# DIRECTIONS
Transcribe all of the records word for word, but omit the pictures.

# MATERIAL PROVIDED

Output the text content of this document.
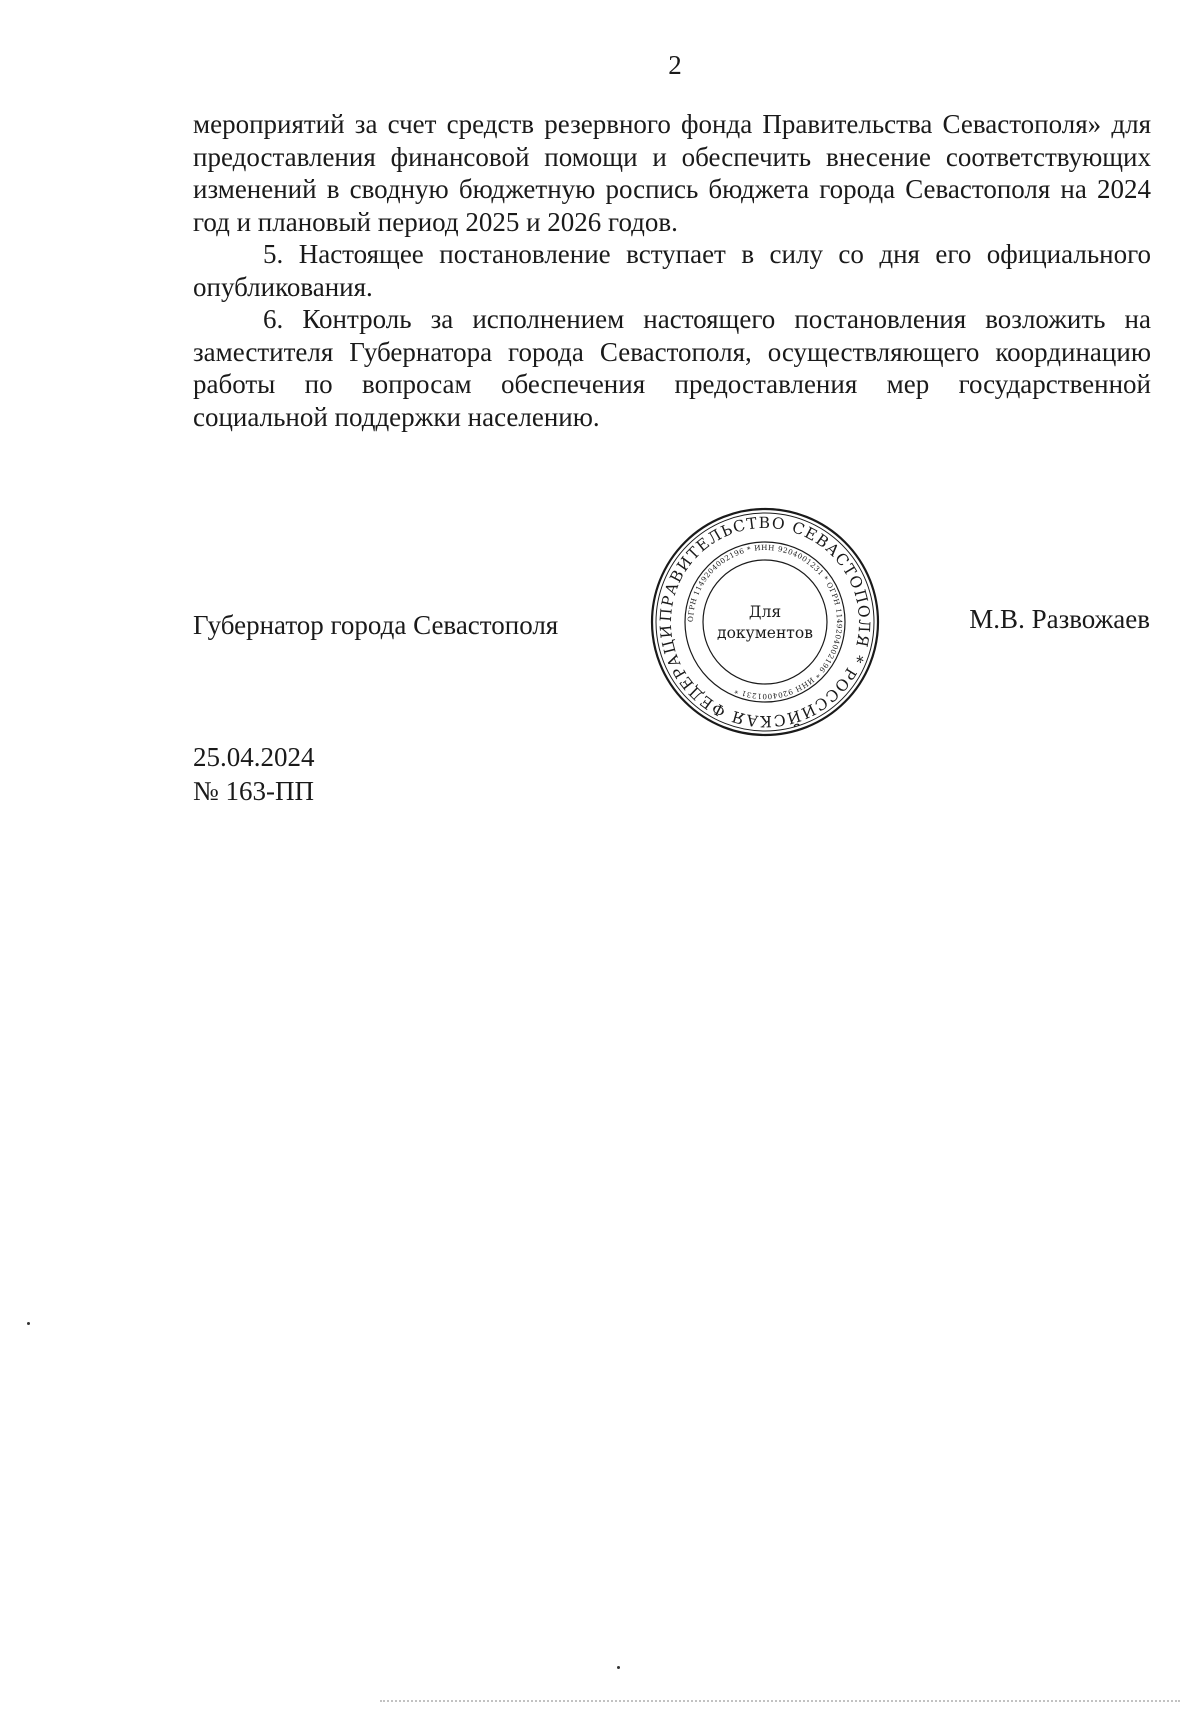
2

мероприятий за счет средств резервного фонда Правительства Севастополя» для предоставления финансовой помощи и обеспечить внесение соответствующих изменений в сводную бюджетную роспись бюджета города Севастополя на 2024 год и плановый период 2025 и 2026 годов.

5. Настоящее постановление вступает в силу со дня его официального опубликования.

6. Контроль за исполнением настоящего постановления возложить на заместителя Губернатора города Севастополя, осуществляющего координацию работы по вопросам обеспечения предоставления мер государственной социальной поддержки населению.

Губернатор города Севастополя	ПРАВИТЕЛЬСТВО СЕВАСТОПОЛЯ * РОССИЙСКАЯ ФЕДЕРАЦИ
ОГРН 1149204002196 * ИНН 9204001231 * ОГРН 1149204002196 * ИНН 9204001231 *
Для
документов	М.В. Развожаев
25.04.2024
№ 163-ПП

# TASK OUTPUT
Output the text content of this document.
2

мероприятий за счет средств резервного фонда Правительства Севастополя» для предоставления финансовой помощи и обеспечить внесение соответствующих изменений в сводную бюджетную роспись бюджета города Севастополя на 2024 год и плановый период 2025 и 2026 годов.

5. Настоящее постановление вступает в силу со дня его официального опубликования.

6. Контроль за исполнением настоящего постановления возложить на заместителя Губернатора города Севастополя, осуществляющего координацию работы по вопросам обеспечения предоставления мер государственной социальной поддержки населению.

Губернатор города Севастополя	ПРАВИТЕЛЬСТВО СЕВАСТОПОЛЯ * РОССИЙСКАЯ ФЕДЕРАЦИ
ОГРН 1149204002196 * ИНН 9204001231 * ОГРН 1149204002196 * ИНН 9204001231 *
Для
документов	М.В. Развожаев
25.04.2024
№ 163-ПП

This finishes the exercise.